◆ **THE EXERCISE**:
Pick out each line of the records in which the word "offers" appears.

(Source data)
......
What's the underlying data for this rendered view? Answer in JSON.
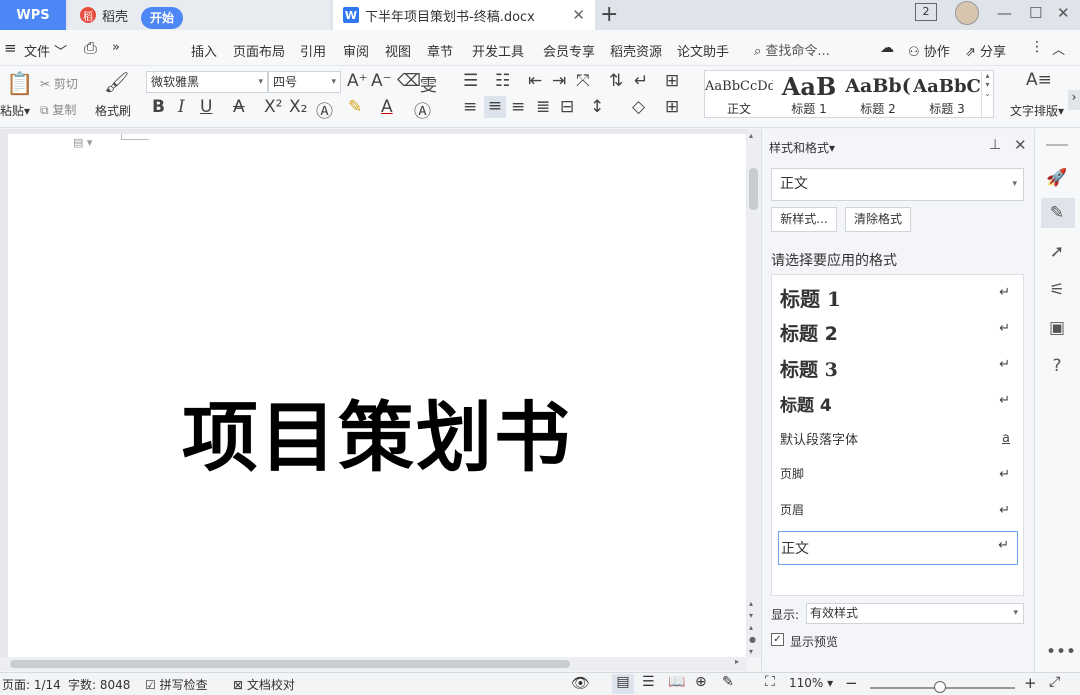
{
  "tabs": {
    "wps": "WPS",
    "daoke": "稻壳",
    "doc": "下半年项目策划书-终稿.docx",
    "window_count": "2"
  },
  "menu": {
    "file": "文件",
    "items": [
      "开始",
      "插入",
      "页面布局",
      "引用",
      "审阅",
      "视图",
      "章节",
      "开发工具",
      "会员专享",
      "稻壳资源",
      "论文助手"
    ],
    "search": "查找命令...",
    "collab": "协作",
    "share": "分享"
  },
  "ribbon": {
    "paste": "粘贴",
    "cut": "剪切",
    "copy": "复制",
    "format_painter": "格式刷",
    "font_name": "微软雅黑",
    "font_size": "四号",
    "styles": [
      {
        "preview": "AaBbCcDd",
        "label": "正文"
      },
      {
        "preview": "AaB",
        "label": "标题 1"
      },
      {
        "preview": "AaBb(",
        "label": "标题 2"
      },
      {
        "preview": "AaBbC",
        "label": "标题 3"
      }
    ],
    "text_layout": "文字排版"
  },
  "document": {
    "title": "项目策划书"
  },
  "panel": {
    "header": "样式和格式",
    "current_style": "正文",
    "new_style": "新样式...",
    "clear_format": "清除格式",
    "prompt": "请选择要应用的格式",
    "styles": [
      {
        "name": "标题 1",
        "mark": "↵"
      },
      {
        "name": "标题 2",
        "mark": "↵"
      },
      {
        "name": "标题 3",
        "mark": "↵"
      },
      {
        "name": "标题 4",
        "mark": "↵"
      },
      {
        "name": "默认段落字体",
        "mark": "a"
      },
      {
        "name": "页脚",
        "mark": "↵"
      },
      {
        "name": "页眉",
        "mark": "↵"
      },
      {
        "name": "正文",
        "mark": "↵"
      }
    ],
    "display_label": "显示:",
    "display_value": "有效样式",
    "show_preview": "显示预览",
    "show_preview_checked": true
  },
  "status": {
    "page": "页面: 1/14",
    "word_count": "字数: 8048",
    "spell_check": "拼写检查",
    "doc_proof": "文档校对",
    "zoom": "110%",
    "zoom_level_fraction": 0.48
  },
  "colors": {
    "accent": "#4c87f5"
  }
}
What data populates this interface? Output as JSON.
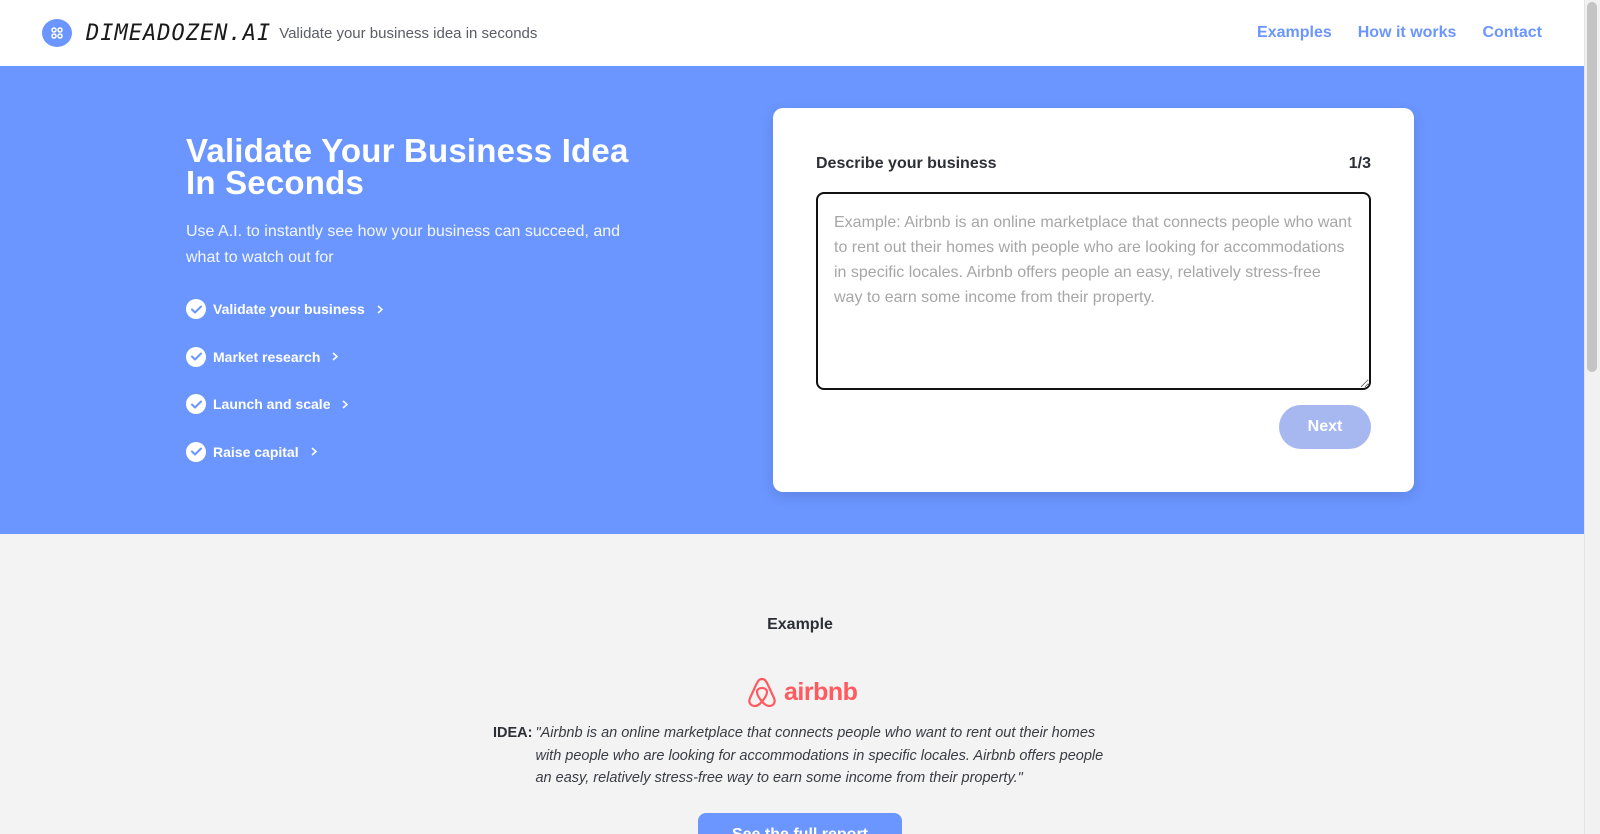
{
  "header": {
    "brand": "DIMEADOZEN.AI",
    "tagline": "Validate your business idea in seconds",
    "nav": [
      "Examples",
      "How it works",
      "Contact"
    ]
  },
  "hero": {
    "title": "Validate Your Business Idea In Seconds",
    "subtitle": "Use A.I. to instantly see how your business can succeed, and what to watch out for",
    "features": [
      "Validate your business",
      "Market research",
      "Launch and scale",
      "Raise capital"
    ]
  },
  "form": {
    "label": "Describe your business",
    "step": "1/3",
    "placeholder": "Example: Airbnb is an online marketplace that connects people who want to rent out their homes with people who are looking for accommodations in specific locales. Airbnb offers people an easy, relatively stress-free way to earn some income from their property.",
    "value": "",
    "next_label": "Next"
  },
  "example": {
    "title": "Example",
    "company": "airbnb",
    "idea_label": "IDEA:",
    "idea_text": "\"Airbnb is an online marketplace that connects people who want to rent out their homes with people who are looking for accommodations in specific locales. Airbnb offers people an easy, relatively stress-free way to earn some income from their property.\"",
    "cta_label": "See the full report"
  },
  "colors": {
    "accent": "#6b96ff",
    "button_disabled": "#a7b8f0",
    "airbnb": "#ff5a5f"
  }
}
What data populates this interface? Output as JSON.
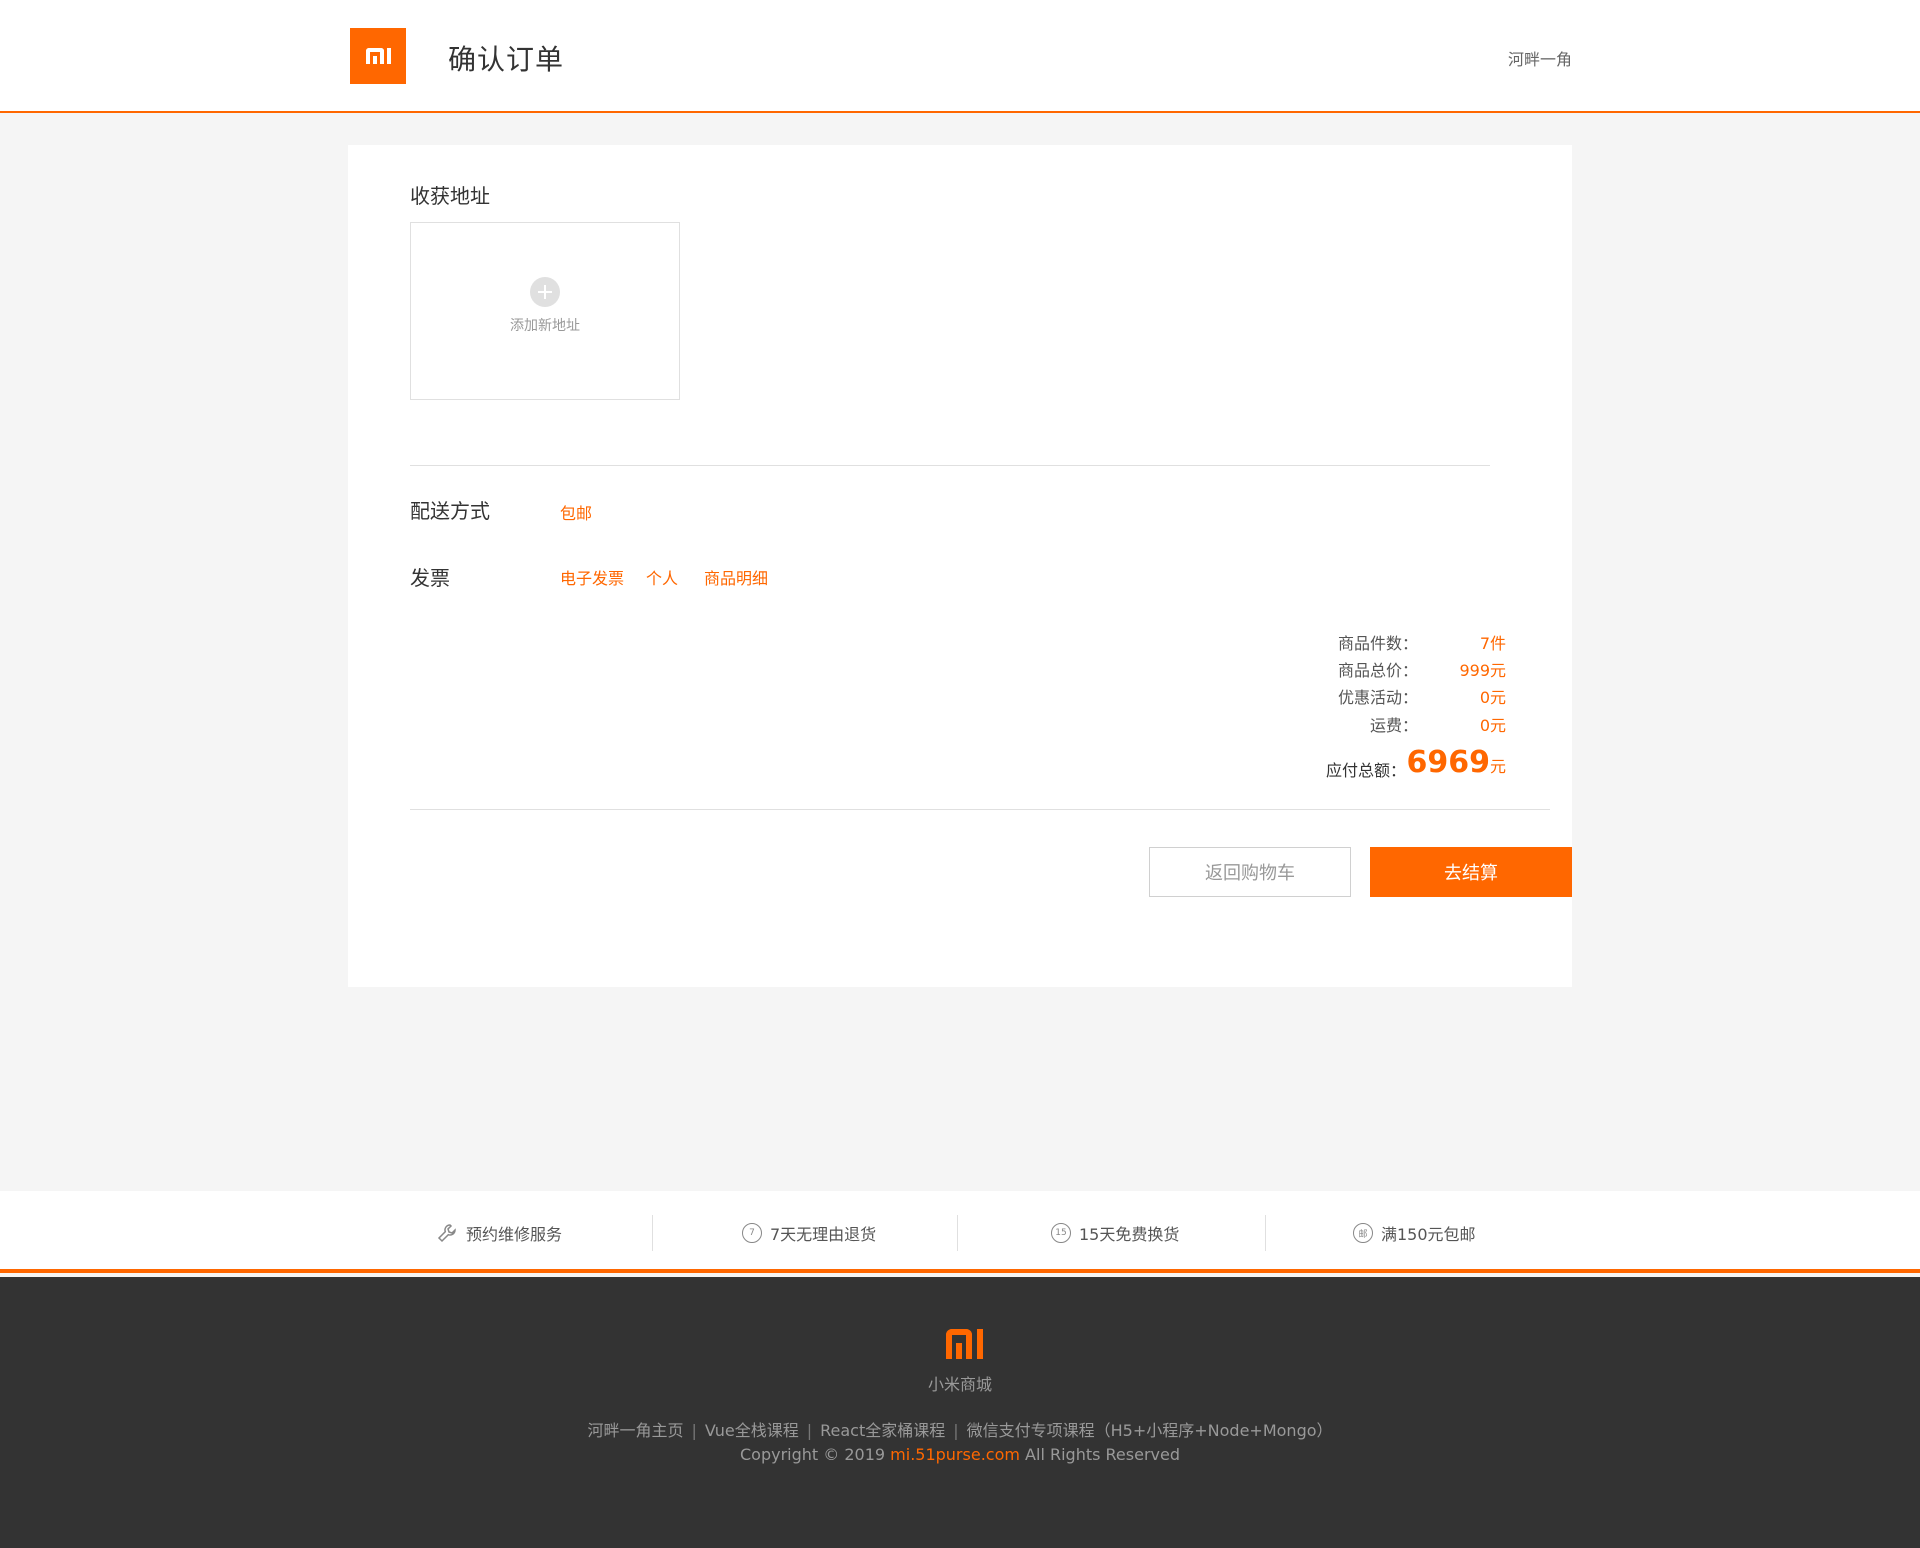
......
◆ **PROBLEM SOLUTION**:
    "placeholder": "Example: Airbnb is an online marketplace that connects people who want to rent out their homes with people who are looking for accommodations in specific locales. Airbnb offers people an easy, relatively stress-free way to earn some income from their property.",
    "idea_text": "\"Airbnb is an online marketplace that connects people who want to rent out their homes with people who are looking for accommodations in specific locales. Airbnb offers people an easy, relatively stress-free way to earn some income from their property.\"",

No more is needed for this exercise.